AIM OF THE EXERCISE: Your task is to transcribe the data in full.

::: SUPPLIED RECORDS :::

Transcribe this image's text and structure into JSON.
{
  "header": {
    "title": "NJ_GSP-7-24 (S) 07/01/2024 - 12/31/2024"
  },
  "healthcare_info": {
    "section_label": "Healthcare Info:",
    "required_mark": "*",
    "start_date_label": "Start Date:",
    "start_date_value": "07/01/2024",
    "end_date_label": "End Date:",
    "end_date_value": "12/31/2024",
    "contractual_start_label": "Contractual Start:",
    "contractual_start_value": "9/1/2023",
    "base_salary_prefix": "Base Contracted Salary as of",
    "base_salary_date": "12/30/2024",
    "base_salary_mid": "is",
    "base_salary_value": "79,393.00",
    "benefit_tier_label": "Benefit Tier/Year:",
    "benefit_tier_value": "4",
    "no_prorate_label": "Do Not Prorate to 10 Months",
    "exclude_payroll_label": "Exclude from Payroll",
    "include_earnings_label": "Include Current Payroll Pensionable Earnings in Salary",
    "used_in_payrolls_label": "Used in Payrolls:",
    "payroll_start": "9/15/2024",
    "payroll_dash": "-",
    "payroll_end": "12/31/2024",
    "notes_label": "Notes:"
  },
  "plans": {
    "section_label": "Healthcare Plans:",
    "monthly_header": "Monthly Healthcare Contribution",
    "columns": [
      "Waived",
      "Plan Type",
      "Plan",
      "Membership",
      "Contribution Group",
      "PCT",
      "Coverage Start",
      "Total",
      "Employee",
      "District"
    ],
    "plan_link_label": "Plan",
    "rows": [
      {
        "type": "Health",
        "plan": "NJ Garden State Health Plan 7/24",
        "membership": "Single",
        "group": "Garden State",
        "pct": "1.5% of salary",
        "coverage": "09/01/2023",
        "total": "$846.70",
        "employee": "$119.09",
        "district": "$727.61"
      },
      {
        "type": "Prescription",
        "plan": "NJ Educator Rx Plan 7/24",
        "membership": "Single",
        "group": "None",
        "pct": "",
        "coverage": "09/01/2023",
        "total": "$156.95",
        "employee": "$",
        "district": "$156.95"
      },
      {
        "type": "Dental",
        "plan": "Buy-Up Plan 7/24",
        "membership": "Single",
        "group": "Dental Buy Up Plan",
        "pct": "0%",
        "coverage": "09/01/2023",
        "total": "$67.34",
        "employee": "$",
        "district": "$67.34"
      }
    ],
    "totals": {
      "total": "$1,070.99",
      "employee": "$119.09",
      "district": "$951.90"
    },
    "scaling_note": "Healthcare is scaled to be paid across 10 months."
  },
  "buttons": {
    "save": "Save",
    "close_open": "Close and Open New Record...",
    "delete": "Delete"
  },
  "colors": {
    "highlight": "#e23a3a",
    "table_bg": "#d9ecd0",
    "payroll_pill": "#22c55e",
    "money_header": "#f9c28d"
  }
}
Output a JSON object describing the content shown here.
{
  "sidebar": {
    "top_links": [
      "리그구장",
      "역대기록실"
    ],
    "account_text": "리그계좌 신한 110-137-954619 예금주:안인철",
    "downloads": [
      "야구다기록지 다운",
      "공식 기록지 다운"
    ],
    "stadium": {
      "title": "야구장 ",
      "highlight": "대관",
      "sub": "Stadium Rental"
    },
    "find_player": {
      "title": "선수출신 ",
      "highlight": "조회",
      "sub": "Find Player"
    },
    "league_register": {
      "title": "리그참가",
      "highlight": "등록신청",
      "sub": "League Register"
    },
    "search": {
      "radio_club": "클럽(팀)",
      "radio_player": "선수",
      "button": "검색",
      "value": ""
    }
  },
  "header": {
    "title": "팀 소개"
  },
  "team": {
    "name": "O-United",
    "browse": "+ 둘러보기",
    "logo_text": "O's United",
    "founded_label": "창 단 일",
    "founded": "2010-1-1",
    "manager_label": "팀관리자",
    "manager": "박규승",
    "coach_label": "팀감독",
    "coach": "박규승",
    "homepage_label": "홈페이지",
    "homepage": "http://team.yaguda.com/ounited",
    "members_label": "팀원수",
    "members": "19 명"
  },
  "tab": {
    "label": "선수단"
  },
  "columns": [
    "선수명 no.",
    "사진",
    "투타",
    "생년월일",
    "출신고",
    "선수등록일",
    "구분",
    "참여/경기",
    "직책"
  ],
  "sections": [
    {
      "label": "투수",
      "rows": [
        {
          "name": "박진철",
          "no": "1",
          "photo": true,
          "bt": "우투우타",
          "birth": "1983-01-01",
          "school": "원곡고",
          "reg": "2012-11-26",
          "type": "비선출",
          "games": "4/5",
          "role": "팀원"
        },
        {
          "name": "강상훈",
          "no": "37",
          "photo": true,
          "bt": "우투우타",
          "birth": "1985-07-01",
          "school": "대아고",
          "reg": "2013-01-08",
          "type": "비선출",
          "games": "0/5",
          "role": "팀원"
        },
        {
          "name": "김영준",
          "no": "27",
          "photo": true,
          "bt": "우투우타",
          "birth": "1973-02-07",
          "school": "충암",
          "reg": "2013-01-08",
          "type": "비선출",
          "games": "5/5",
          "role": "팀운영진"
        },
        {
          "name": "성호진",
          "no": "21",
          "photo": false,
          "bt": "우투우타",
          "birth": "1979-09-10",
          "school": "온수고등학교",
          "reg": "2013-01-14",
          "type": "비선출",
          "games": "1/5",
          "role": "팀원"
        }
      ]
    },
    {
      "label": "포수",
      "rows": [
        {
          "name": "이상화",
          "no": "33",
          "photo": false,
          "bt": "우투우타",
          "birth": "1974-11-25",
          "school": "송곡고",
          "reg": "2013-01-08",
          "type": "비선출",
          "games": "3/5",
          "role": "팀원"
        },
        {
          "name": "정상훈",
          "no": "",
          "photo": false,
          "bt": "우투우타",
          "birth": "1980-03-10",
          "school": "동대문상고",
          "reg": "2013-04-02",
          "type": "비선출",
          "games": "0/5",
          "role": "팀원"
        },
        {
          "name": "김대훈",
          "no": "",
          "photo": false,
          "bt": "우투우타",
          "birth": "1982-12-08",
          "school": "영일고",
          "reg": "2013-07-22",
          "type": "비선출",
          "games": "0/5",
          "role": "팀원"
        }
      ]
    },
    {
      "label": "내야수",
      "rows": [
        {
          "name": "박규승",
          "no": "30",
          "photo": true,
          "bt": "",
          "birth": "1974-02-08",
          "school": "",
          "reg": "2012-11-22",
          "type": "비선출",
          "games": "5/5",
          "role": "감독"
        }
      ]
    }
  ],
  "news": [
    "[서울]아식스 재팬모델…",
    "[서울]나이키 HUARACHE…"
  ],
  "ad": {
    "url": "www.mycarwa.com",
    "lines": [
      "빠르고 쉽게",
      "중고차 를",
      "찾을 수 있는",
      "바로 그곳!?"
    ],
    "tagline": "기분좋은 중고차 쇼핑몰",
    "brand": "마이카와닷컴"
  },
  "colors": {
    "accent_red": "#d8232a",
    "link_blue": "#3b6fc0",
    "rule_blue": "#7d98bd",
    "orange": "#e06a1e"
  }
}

:::

EXPECTED ANSWER:
Transcribe this image's text and structure into JSON.
{
  "header": {
    "title": "NJ_GSP-7-24 (S) 07/01/2024 - 12/31/2024"
  },
  "healthcare_info": {
    "section_label": "Healthcare Info:",
    "required_mark": "*",
    "start_date_label": "Start Date:",
    "start_date_value": "07/01/2024",
    "end_date_label": "End Date:",
    "end_date_value": "12/31/2024",
    "contractual_start_label": "Contractual Start:",
    "contractual_start_value": "9/1/2023",
    "base_salary_prefix": "Base Contracted Salary as of",
    "base_salary_date": "12/30/2024",
    "base_salary_mid": "is",
    "base_salary_value": "79,393.00",
    "benefit_tier_label": "Benefit Tier/Year:",
    "benefit_tier_value": "4",
    "no_prorate_label": "Do Not Prorate to 10 Months",
    "exclude_payroll_label": "Exclude from Payroll",
    "include_earnings_label": "Include Current Payroll Pensionable Earnings in Salary",
    "used_in_payrolls_label": "Used in Payrolls:",
    "payroll_start": "9/15/2024",
    "payroll_dash": "-",
    "payroll_end": "12/31/2024",
    "notes_label": "Notes:"
  },
  "plans": {
    "section_label": "Healthcare Plans:",
    "monthly_header": "Monthly Healthcare Contribution",
    "columns": [
      "Waived",
      "Plan Type",
      "Plan",
      "Membership",
      "Contribution Group",
      "PCT",
      "Coverage Start",
      "Total",
      "Employee",
      "District"
    ],
    "plan_link_label": "Plan",
    "rows": [
      {
        "type": "Health",
        "plan": "NJ Garden State Health Plan 7/24",
        "membership": "Single",
        "group": "Garden State",
        "pct": "1.5% of salary",
        "coverage": "09/01/2023",
        "total": "$846.70",
        "employee": "$119.09",
        "district": "$727.61"
      },
      {
        "type": "Prescription",
        "plan": "NJ Educator Rx Plan 7/24",
        "membership": "Single",
        "group": "None",
        "pct": "",
        "coverage": "09/01/2023",
        "total": "$156.95",
        "employee": "$",
        "district": "$156.95"
      },
      {
        "type": "Dental",
        "plan": "Buy-Up Plan 7/24",
        "membership": "Single",
        "group": "Dental Buy Up Plan",
        "pct": "0%",
        "coverage": "09/01/2023",
        "total": "$67.34",
        "employee": "$",
        "district": "$67.34"
      }
    ],
    "totals": {
      "total": "$1,070.99",
      "employee": "$119.09",
      "district": "$951.90"
    },
    "scaling_note": "Healthcare is scaled to be paid across 10 months."
  },
  "buttons": {
    "save": "Save",
    "close_open": "Close and Open New Record...",
    "delete": "Delete"
  },
  "colors": {
    "highlight": "#e23a3a",
    "table_bg": "#d9ecd0",
    "payroll_pill": "#22c55e",
    "money_header": "#f9c28d"
  }
}
Output a JSON object describing the content shown here.
{
  "sidebar": {
    "top_links": [
      "리그구장",
      "역대기록실"
    ],
    "account_text": "리그계좌 신한 110-137-954619 예금주:안인철",
    "downloads": [
      "야구다기록지 다운",
      "공식 기록지 다운"
    ],
    "stadium": {
      "title": "야구장 ",
      "highlight": "대관",
      "sub": "Stadium Rental"
    },
    "find_player": {
      "title": "선수출신 ",
      "highlight": "조회",
      "sub": "Find Player"
    },
    "league_register": {
      "title": "리그참가",
      "highlight": "등록신청",
      "sub": "League Register"
    },
    "search": {
      "radio_club": "클럽(팀)",
      "radio_player": "선수",
      "button": "검색",
      "value": ""
    }
  },
  "header": {
    "title": "팀 소개"
  },
  "team": {
    "name": "O-United",
    "browse": "+ 둘러보기",
    "logo_text": "O's United",
    "founded_label": "창 단 일",
    "founded": "2010-1-1",
    "manager_label": "팀관리자",
    "manager": "박규승",
    "coach_label": "팀감독",
    "coach": "박규승",
    "homepage_label": "홈페이지",
    "homepage": "http://team.yaguda.com/ounited",
    "members_label": "팀원수",
    "members": "19 명"
  },
  "tab": {
    "label": "선수단"
  },
  "columns": [
    "선수명 no.",
    "사진",
    "투타",
    "생년월일",
    "출신고",
    "선수등록일",
    "구분",
    "참여/경기",
    "직책"
  ],
  "sections": [
    {
      "label": "투수",
      "rows": [
        {
          "name": "박진철",
          "no": "1",
          "photo": true,
          "bt": "우투우타",
          "birth": "1983-01-01",
          "school": "원곡고",
          "reg": "2012-11-26",
          "type": "비선출",
          "games": "4/5",
          "role": "팀원"
        },
        {
          "name": "강상훈",
          "no": "37",
          "photo": true,
          "bt": "우투우타",
          "birth": "1985-07-01",
          "school": "대아고",
          "reg": "2013-01-08",
          "type": "비선출",
          "games": "0/5",
          "role": "팀원"
        },
        {
          "name": "김영준",
          "no": "27",
          "photo": true,
          "bt": "우투우타",
          "birth": "1973-02-07",
          "school": "충암",
          "reg": "2013-01-08",
          "type": "비선출",
          "games": "5/5",
          "role": "팀운영진"
        },
        {
          "name": "성호진",
          "no": "21",
          "photo": false,
          "bt": "우투우타",
          "birth": "1979-09-10",
          "school": "온수고등학교",
          "reg": "2013-01-14",
          "type": "비선출",
          "games": "1/5",
          "role": "팀원"
        }
      ]
    },
    {
      "label": "포수",
      "rows": [
        {
          "name": "이상화",
          "no": "33",
          "photo": false,
          "bt": "우투우타",
          "birth": "1974-11-25",
          "school": "송곡고",
          "reg": "2013-01-08",
          "type": "비선출",
          "games": "3/5",
          "role": "팀원"
        },
        {
          "name": "정상훈",
          "no": "",
          "photo": false,
          "bt": "우투우타",
          "birth": "1980-03-10",
          "school": "동대문상고",
          "reg": "2013-04-02",
          "type": "비선출",
          "games": "0/5",
          "role": "팀원"
        },
        {
          "name": "김대훈",
          "no": "",
          "photo": false,
          "bt": "우투우타",
          "birth": "1982-12-08",
          "school": "영일고",
          "reg": "2013-07-22",
          "type": "비선출",
          "games": "0/5",
          "role": "팀원"
        }
      ]
    },
    {
      "label": "내야수",
      "rows": [
        {
          "name": "박규승",
          "no": "30",
          "photo": true,
          "bt": "",
          "birth": "1974-02-08",
          "school": "",
          "reg": "2012-11-22",
          "type": "비선출",
          "games": "5/5",
          "role": "감독"
        }
      ]
    }
  ],
  "news": [
    "[서울]아식스 재팬모델…",
    "[서울]나이키 HUARACHE…"
  ],
  "ad": {
    "url": "www.mycarwa.com",
    "lines": [
      "빠르고 쉽게",
      "중고차 를",
      "찾을 수 있는",
      "바로 그곳!?"
    ],
    "tagline": "기분좋은 중고차 쇼핑몰",
    "brand": "마이카와닷컴"
  },
  "colors": {
    "accent_red": "#d8232a",
    "link_blue": "#3b6fc0",
    "rule_blue": "#7d98bd",
    "orange": "#e06a1e"
  }
}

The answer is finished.